What is required ▸ Show each line that has the string "JSON" in it.

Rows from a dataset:
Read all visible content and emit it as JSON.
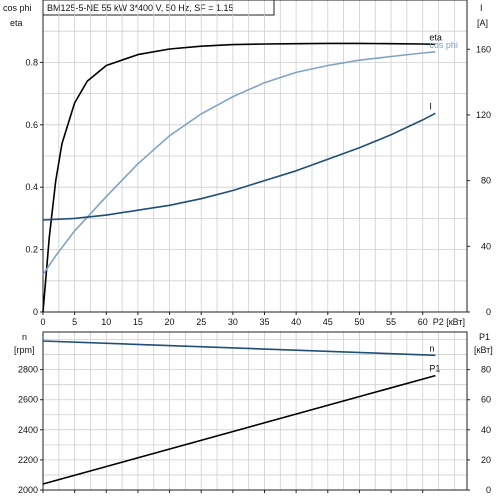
{
  "header": {
    "title": "BM125-5-NE   55 kW   3*400 V, 50 Hz, SF = 1.15"
  },
  "chart_data": [
    {
      "type": "line",
      "title": "BM125-5-NE   55 kW   3*400 V, 50 Hz, SF = 1.15",
      "xlabel": "P2 [кВт]",
      "ylabel_left": [
        "cos phi",
        "eta"
      ],
      "ylabel_right": [
        "I",
        "[A]"
      ],
      "xlim": [
        0,
        67
      ],
      "ylim_left": [
        0,
        1.0
      ],
      "ylim_right": [
        0,
        190
      ],
      "x_ticks": [
        "0",
        "5",
        "10",
        "15",
        "20",
        "25",
        "30",
        "35",
        "40",
        "45",
        "50",
        "55",
        "60"
      ],
      "y_ticks_left": [
        "0",
        "0.2",
        "0.4",
        "0.6",
        "0.8"
      ],
      "y_ticks_right": [
        "0",
        "40",
        "80",
        "120",
        "160"
      ],
      "grid": true,
      "series": [
        {
          "name": "eta",
          "axis": "left",
          "color": "#000000",
          "x": [
            0,
            1,
            2,
            3,
            5,
            7,
            10,
            15,
            20,
            25,
            30,
            35,
            40,
            45,
            50,
            55,
            60,
            62
          ],
          "y": [
            0.0,
            0.24,
            0.42,
            0.54,
            0.67,
            0.74,
            0.79,
            0.825,
            0.843,
            0.852,
            0.857,
            0.859,
            0.86,
            0.861,
            0.861,
            0.86,
            0.859,
            0.858
          ]
        },
        {
          "name": "cos phi",
          "axis": "left",
          "color": "#7fa3c6",
          "x": [
            0,
            2,
            5,
            10,
            15,
            20,
            25,
            30,
            35,
            40,
            45,
            50,
            55,
            60,
            62
          ],
          "y": [
            0.12,
            0.18,
            0.26,
            0.37,
            0.475,
            0.565,
            0.635,
            0.69,
            0.735,
            0.768,
            0.79,
            0.807,
            0.819,
            0.83,
            0.834
          ]
        },
        {
          "name": "I",
          "axis": "right",
          "color": "#1f4e79",
          "x": [
            0,
            5,
            10,
            15,
            20,
            25,
            30,
            35,
            40,
            45,
            50,
            55,
            60,
            62
          ],
          "y": [
            56,
            57,
            59,
            62,
            65,
            69,
            74,
            80,
            86,
            93,
            100,
            108,
            117,
            121
          ]
        }
      ]
    },
    {
      "type": "line",
      "xlabel": "P2 [кВт]",
      "ylabel_left": [
        "n",
        "[rpm]"
      ],
      "ylabel_right": [
        "P1",
        "[кВт]"
      ],
      "xlim": [
        0,
        67
      ],
      "ylim_left": [
        2000,
        3050
      ],
      "ylim_right": [
        0,
        105
      ],
      "x_ticks": [
        "0",
        "5",
        "10",
        "15",
        "20",
        "25",
        "30",
        "35",
        "40",
        "45",
        "50",
        "55",
        "60"
      ],
      "y_ticks_left": [
        "2000",
        "2200",
        "2400",
        "2600",
        "2800"
      ],
      "y_ticks_right": [
        "0",
        "20",
        "40",
        "60",
        "80"
      ],
      "grid": true,
      "series": [
        {
          "name": "n",
          "axis": "left",
          "color": "#1f4e79",
          "x": [
            0,
            62
          ],
          "y": [
            2990,
            2895
          ]
        },
        {
          "name": "P1",
          "axis": "right",
          "color": "#000000",
          "x": [
            0,
            62
          ],
          "y": [
            4,
            76
          ]
        }
      ]
    }
  ]
}
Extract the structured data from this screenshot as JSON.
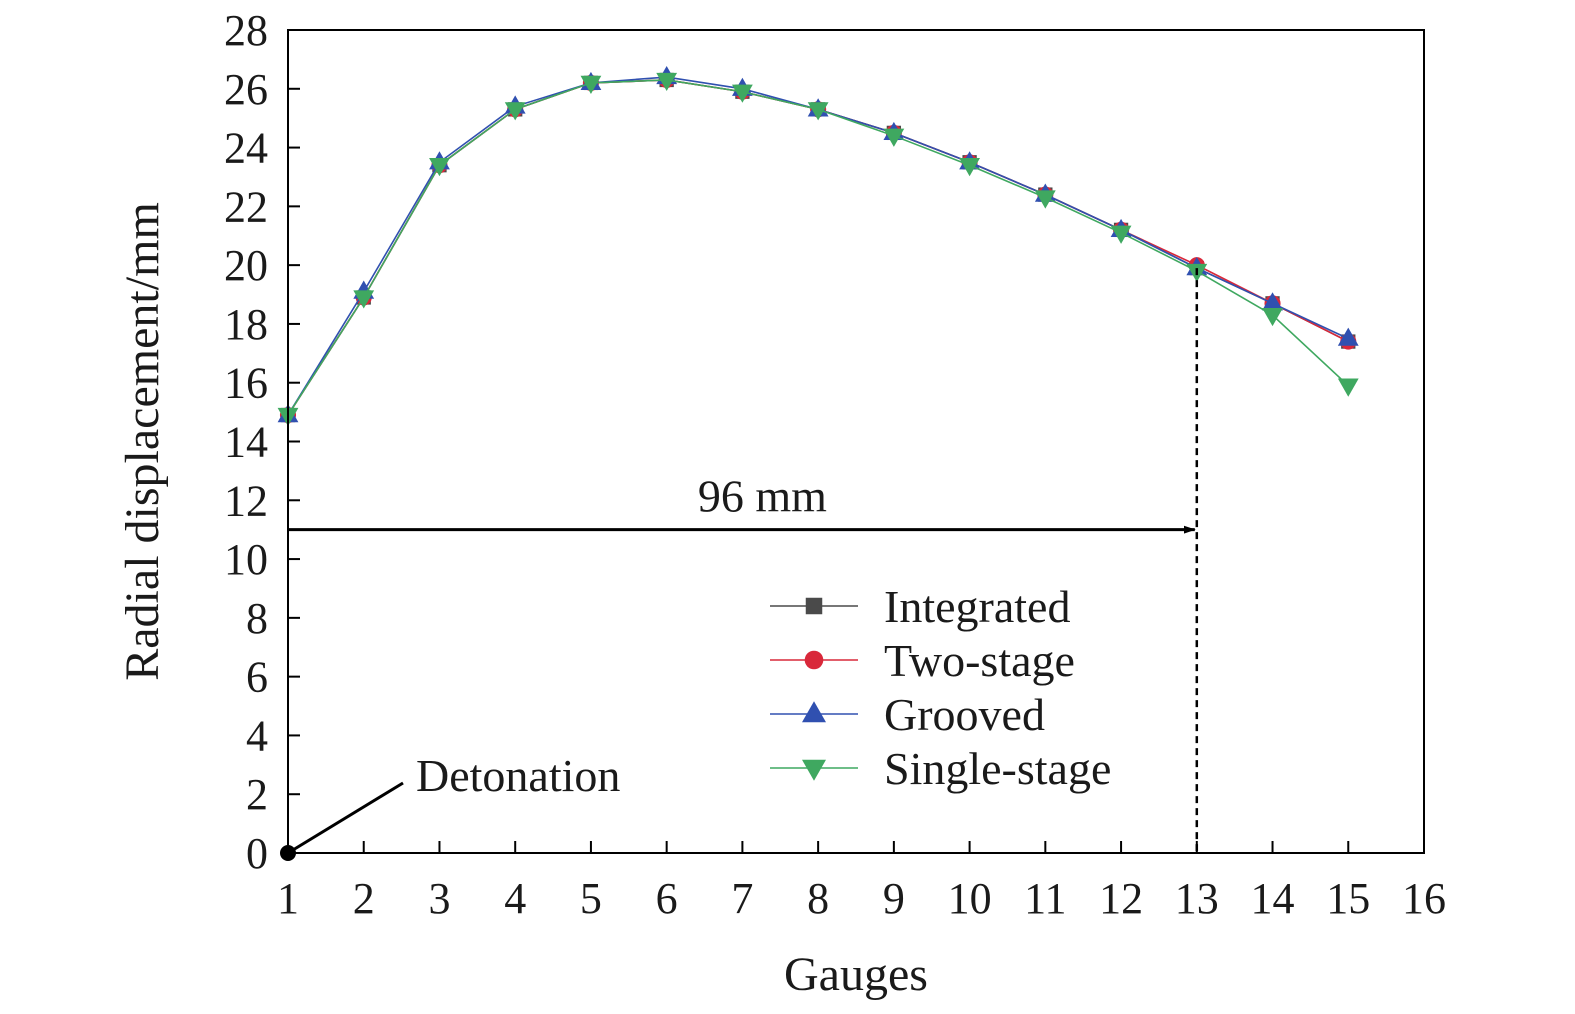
{
  "chart_data": {
    "type": "line",
    "xlabel": "Gauges",
    "ylabel": "Radial displacement/mm",
    "xlim": [
      1,
      16
    ],
    "ylim": [
      0,
      28
    ],
    "xticks": [
      1,
      2,
      3,
      4,
      5,
      6,
      7,
      8,
      9,
      10,
      11,
      12,
      13,
      14,
      15,
      16
    ],
    "yticks": [
      0,
      2,
      4,
      6,
      8,
      10,
      12,
      14,
      16,
      18,
      20,
      22,
      24,
      26,
      28
    ],
    "grid": false,
    "legend_position": "lower-right",
    "x": [
      1,
      2,
      3,
      4,
      5,
      6,
      7,
      8,
      9,
      10,
      11,
      12,
      13,
      14,
      15
    ],
    "series": [
      {
        "name": "Integrated",
        "marker": "square",
        "color": "#4a4a4a",
        "values": [
          14.9,
          18.9,
          23.4,
          25.3,
          26.2,
          26.3,
          25.9,
          25.3,
          24.5,
          23.5,
          22.4,
          21.2,
          19.9,
          18.7,
          17.4
        ]
      },
      {
        "name": "Two-stage",
        "marker": "circle",
        "color": "#d9283a",
        "values": [
          14.9,
          18.9,
          23.4,
          25.3,
          26.2,
          26.3,
          25.9,
          25.3,
          24.5,
          23.5,
          22.4,
          21.2,
          20.0,
          18.7,
          17.4
        ]
      },
      {
        "name": "Grooved",
        "marker": "triangle-up",
        "color": "#3050b0",
        "values": [
          14.9,
          19.1,
          23.5,
          25.4,
          26.2,
          26.4,
          26.0,
          25.3,
          24.5,
          23.5,
          22.4,
          21.2,
          19.9,
          18.7,
          17.5
        ]
      },
      {
        "name": "Single-stage",
        "marker": "triangle-down",
        "color": "#3fa860",
        "values": [
          14.9,
          18.9,
          23.4,
          25.3,
          26.2,
          26.3,
          25.9,
          25.3,
          24.4,
          23.4,
          22.3,
          21.1,
          19.8,
          18.3,
          15.9
        ]
      }
    ],
    "annotations": [
      {
        "text": "96 mm",
        "type": "arrow",
        "from": [
          1,
          11
        ],
        "to": [
          13,
          11
        ]
      },
      {
        "text": "",
        "type": "dashed-vline",
        "x": 13,
        "y_from": 0,
        "y_to": 19.9
      },
      {
        "text": "Detonation",
        "type": "point-label",
        "x": 1,
        "y": 0
      }
    ]
  }
}
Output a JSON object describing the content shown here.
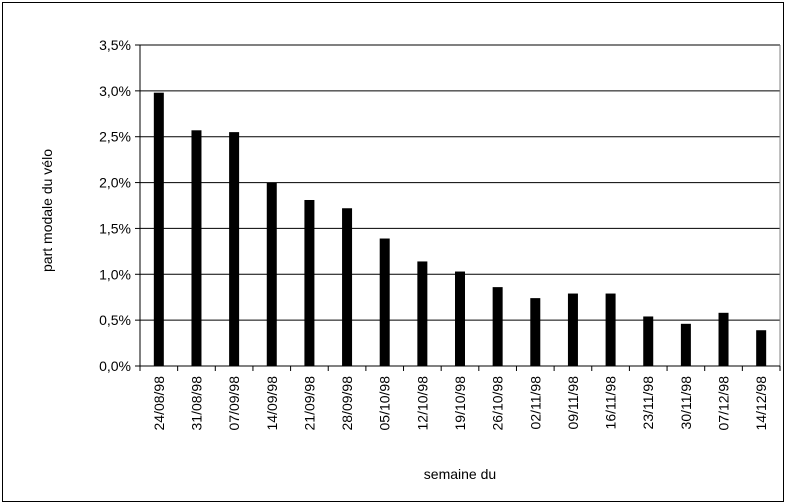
{
  "chart_data": {
    "type": "bar",
    "title": "",
    "xlabel": "semaine du",
    "ylabel": "part modale du vélo",
    "categories": [
      "24/08/98",
      "31/08/98",
      "07/09/98",
      "14/09/98",
      "21/09/98",
      "28/09/98",
      "05/10/98",
      "12/10/98",
      "19/10/98",
      "26/10/98",
      "02/11/98",
      "09/11/98",
      "16/11/98",
      "23/11/98",
      "30/11/98",
      "07/12/98",
      "14/12/98"
    ],
    "values": [
      2.98,
      2.57,
      2.55,
      2.0,
      1.81,
      1.72,
      1.39,
      1.14,
      1.03,
      0.86,
      0.74,
      0.79,
      0.79,
      0.54,
      0.46,
      0.58,
      0.39
    ],
    "value_unit": "%",
    "ylim": [
      0,
      3.5
    ],
    "yticks": [
      "0,0%",
      "0,5%",
      "1,0%",
      "1,5%",
      "2,0%",
      "2,5%",
      "3,0%",
      "3,5%"
    ],
    "grid": true,
    "bar_color": "#000000"
  }
}
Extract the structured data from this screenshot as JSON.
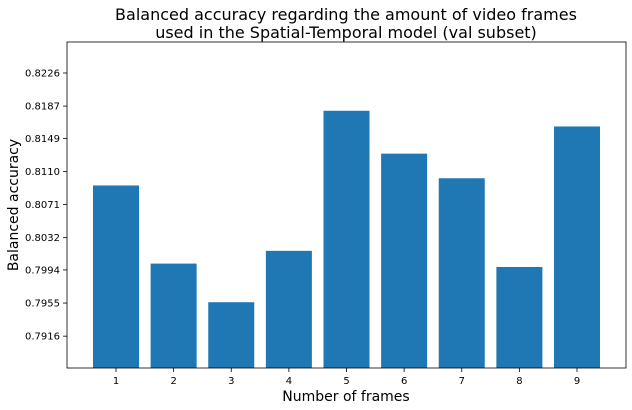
{
  "chart_data": {
    "type": "bar",
    "title_lines": [
      "Balanced accuracy regarding the amount of video frames",
      "used in the Spatial-Temporal model (val subset)"
    ],
    "xlabel": "Number of frames",
    "ylabel": "Balanced accuracy",
    "categories": [
      "1",
      "2",
      "3",
      "4",
      "5",
      "6",
      "7",
      "8",
      "9"
    ],
    "values": [
      0.80935,
      0.80015,
      0.7956,
      0.80165,
      0.81815,
      0.8131,
      0.8102,
      0.79975,
      0.8163
    ],
    "ylim": [
      0.78785,
      0.82625
    ],
    "yticks": [
      "0.7916",
      "0.7955",
      "0.7994",
      "0.8032",
      "0.8071",
      "0.8110",
      "0.8149",
      "0.8187",
      "0.8226"
    ],
    "bar_color": "#1f77b4",
    "grid": false,
    "legend": "none"
  }
}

Reply to the task ▸
Read all visible content and emit it as JSON.
Extract the structured data from this screenshot as JSON.
Output a JSON object describing the content shown here.
Extract the structured data from this screenshot as JSON.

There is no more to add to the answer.